▶ _AIM_
Search the material for the string "border" and copy each line where it occurs.

--- begin ---

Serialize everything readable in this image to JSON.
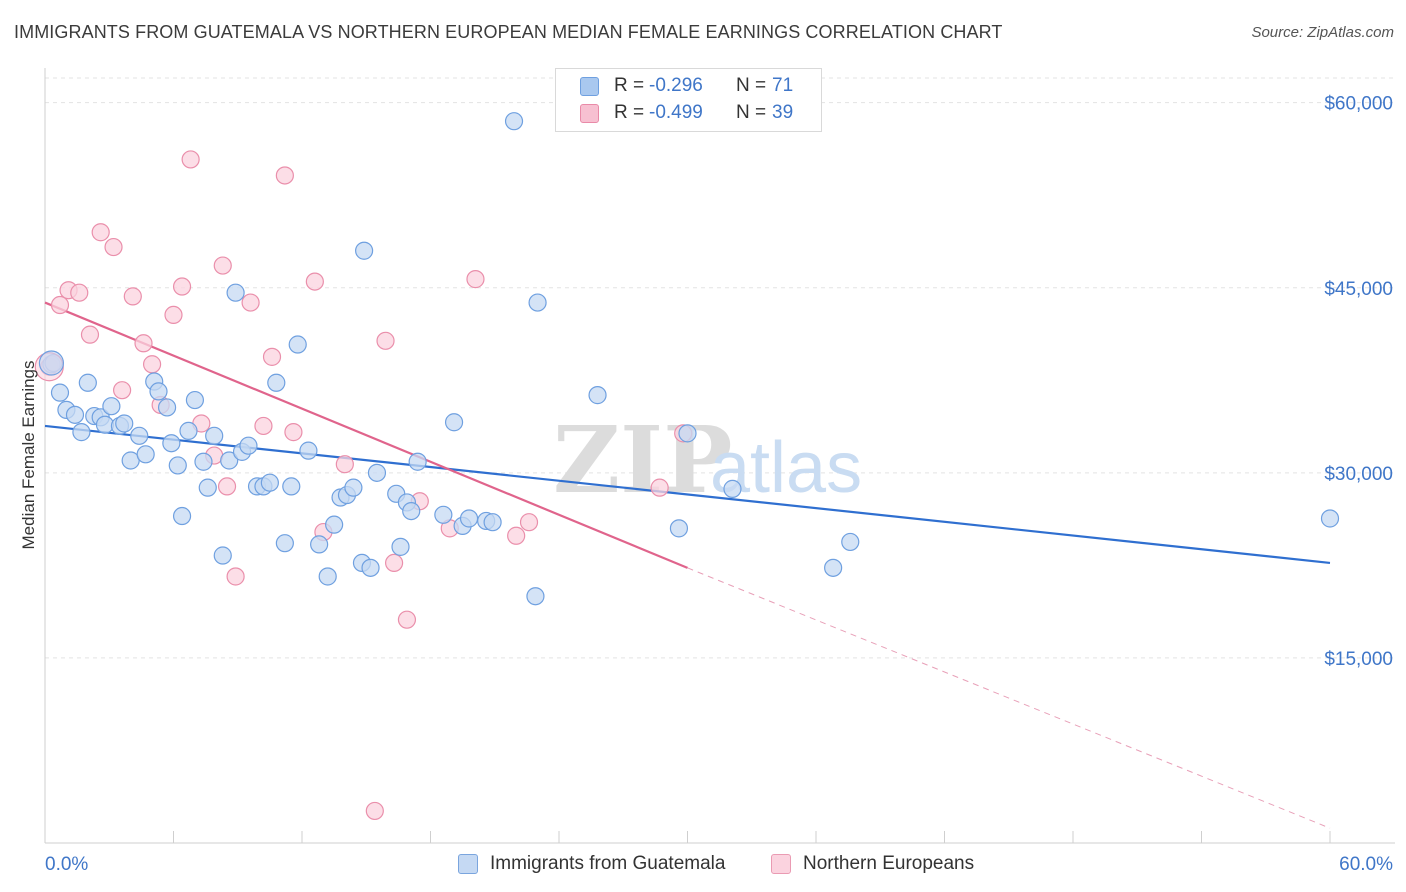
{
  "title": "IMMIGRANTS FROM GUATEMALA VS NORTHERN EUROPEAN MEDIAN FEMALE EARNINGS CORRELATION CHART",
  "source": "Source: ZipAtlas.com",
  "watermark": {
    "zip": "ZIP",
    "atlas": "atlas"
  },
  "stats": [
    {
      "r_label": "R =",
      "r_value": "-0.296",
      "n_label": "N =",
      "n_value": "71",
      "color": "#a9c8ef",
      "border": "#6fa0e0"
    },
    {
      "r_label": "R =",
      "r_value": "-0.499",
      "n_label": "N =",
      "n_value": "39",
      "color": "#f7c0d1",
      "border": "#e98aa8"
    }
  ],
  "legend": [
    {
      "label": "Immigrants from Guatemala",
      "color": "#c5d9f3",
      "border": "#7aa5de"
    },
    {
      "label": "Northern Europeans",
      "color": "#fbd3df",
      "border": "#ea9bb3"
    }
  ],
  "chart_data": {
    "type": "scatter",
    "title": "IMMIGRANTS FROM GUATEMALA VS NORTHERN EUROPEAN MEDIAN FEMALE EARNINGS CORRELATION CHART",
    "xlabel": "",
    "ylabel": "Median Female Earnings",
    "xlim": [
      0,
      60
    ],
    "ylim": [
      0,
      62000
    ],
    "x_tick_labels": [
      "0.0%",
      "60.0%"
    ],
    "y_ticks": [
      15000,
      30000,
      45000,
      60000
    ],
    "y_tick_labels": [
      "$15,000",
      "$30,000",
      "$45,000",
      "$60,000"
    ],
    "grid": true,
    "series": [
      {
        "name": "Immigrants from Guatemala",
        "color": "#6fa0e0",
        "fill": "#c5d9f3",
        "points": [
          [
            0.3,
            38800
          ],
          [
            0.4,
            38900
          ],
          [
            0.7,
            36500
          ],
          [
            1.0,
            35100
          ],
          [
            1.4,
            34700
          ],
          [
            1.7,
            33300
          ],
          [
            2.0,
            37300
          ],
          [
            2.3,
            34600
          ],
          [
            2.6,
            34500
          ],
          [
            2.8,
            33900
          ],
          [
            3.1,
            35400
          ],
          [
            3.5,
            33800
          ],
          [
            3.7,
            34000
          ],
          [
            4.0,
            31000
          ],
          [
            4.4,
            33000
          ],
          [
            4.7,
            31500
          ],
          [
            5.1,
            37400
          ],
          [
            5.3,
            36600
          ],
          [
            5.7,
            35300
          ],
          [
            5.9,
            32400
          ],
          [
            6.2,
            30600
          ],
          [
            6.4,
            26500
          ],
          [
            6.7,
            33400
          ],
          [
            7.0,
            35900
          ],
          [
            7.4,
            30900
          ],
          [
            7.6,
            28800
          ],
          [
            7.9,
            33000
          ],
          [
            8.3,
            23300
          ],
          [
            8.6,
            31000
          ],
          [
            8.9,
            44600
          ],
          [
            9.2,
            31700
          ],
          [
            9.5,
            32200
          ],
          [
            9.9,
            28900
          ],
          [
            10.2,
            28900
          ],
          [
            10.5,
            29200
          ],
          [
            10.8,
            37300
          ],
          [
            11.2,
            24300
          ],
          [
            11.5,
            28900
          ],
          [
            11.8,
            40400
          ],
          [
            12.3,
            31800
          ],
          [
            12.8,
            24200
          ],
          [
            13.2,
            21600
          ],
          [
            13.5,
            25800
          ],
          [
            13.8,
            28000
          ],
          [
            14.1,
            28200
          ],
          [
            14.4,
            28800
          ],
          [
            14.8,
            22700
          ],
          [
            14.9,
            48000
          ],
          [
            15.2,
            22300
          ],
          [
            15.5,
            30000
          ],
          [
            16.4,
            28300
          ],
          [
            16.6,
            24000
          ],
          [
            16.9,
            27600
          ],
          [
            17.1,
            26900
          ],
          [
            17.4,
            30900
          ],
          [
            18.6,
            26600
          ],
          [
            19.1,
            34100
          ],
          [
            19.5,
            25700
          ],
          [
            19.8,
            26300
          ],
          [
            20.6,
            26100
          ],
          [
            20.9,
            26000
          ],
          [
            21.9,
            58500
          ],
          [
            22.9,
            20000
          ],
          [
            23.0,
            43800
          ],
          [
            25.8,
            36300
          ],
          [
            29.6,
            25500
          ],
          [
            30.0,
            33200
          ],
          [
            32.1,
            28700
          ],
          [
            36.8,
            22300
          ],
          [
            37.6,
            24400
          ],
          [
            60.0,
            26300
          ]
        ]
      },
      {
        "name": "Northern Europeans",
        "color": "#ea8fab",
        "fill": "#fbd3df",
        "points": [
          [
            0.2,
            38600
          ],
          [
            0.7,
            43600
          ],
          [
            1.1,
            44800
          ],
          [
            1.6,
            44600
          ],
          [
            2.1,
            41200
          ],
          [
            2.6,
            49500
          ],
          [
            3.2,
            48300
          ],
          [
            3.6,
            36700
          ],
          [
            4.1,
            44300
          ],
          [
            4.6,
            40500
          ],
          [
            5.0,
            38800
          ],
          [
            5.4,
            35500
          ],
          [
            6.0,
            42800
          ],
          [
            6.4,
            45100
          ],
          [
            6.8,
            55400
          ],
          [
            7.3,
            34000
          ],
          [
            7.9,
            31400
          ],
          [
            8.3,
            46800
          ],
          [
            8.5,
            28900
          ],
          [
            8.9,
            21600
          ],
          [
            9.6,
            43800
          ],
          [
            10.2,
            33800
          ],
          [
            10.6,
            39400
          ],
          [
            11.2,
            54100
          ],
          [
            11.6,
            33300
          ],
          [
            12.6,
            45500
          ],
          [
            13.0,
            25200
          ],
          [
            14.0,
            30700
          ],
          [
            15.9,
            40700
          ],
          [
            16.3,
            22700
          ],
          [
            16.9,
            18100
          ],
          [
            17.5,
            27700
          ],
          [
            18.9,
            25500
          ],
          [
            20.1,
            45700
          ],
          [
            22.0,
            24900
          ],
          [
            22.6,
            26000
          ],
          [
            28.7,
            28800
          ],
          [
            29.8,
            33200
          ],
          [
            15.4,
            2600
          ]
        ]
      }
    ],
    "trend_lines": [
      {
        "series": "Immigrants from Guatemala",
        "x": [
          0,
          60
        ],
        "y": [
          33800,
          22700
        ]
      },
      {
        "series": "Northern Europeans",
        "x": [
          0,
          30
        ],
        "y": [
          43800,
          22300
        ],
        "dashed_extension": {
          "x": [
            30,
            60
          ],
          "y": [
            22300,
            1200
          ]
        }
      }
    ]
  }
}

--- end ---

▶ _COMPLETE RESPONSE_
      "border": "#6fa0e0"
      "border": "#e98aa8"
      "border": "#7aa5de"
      "border": "#ea9bb3"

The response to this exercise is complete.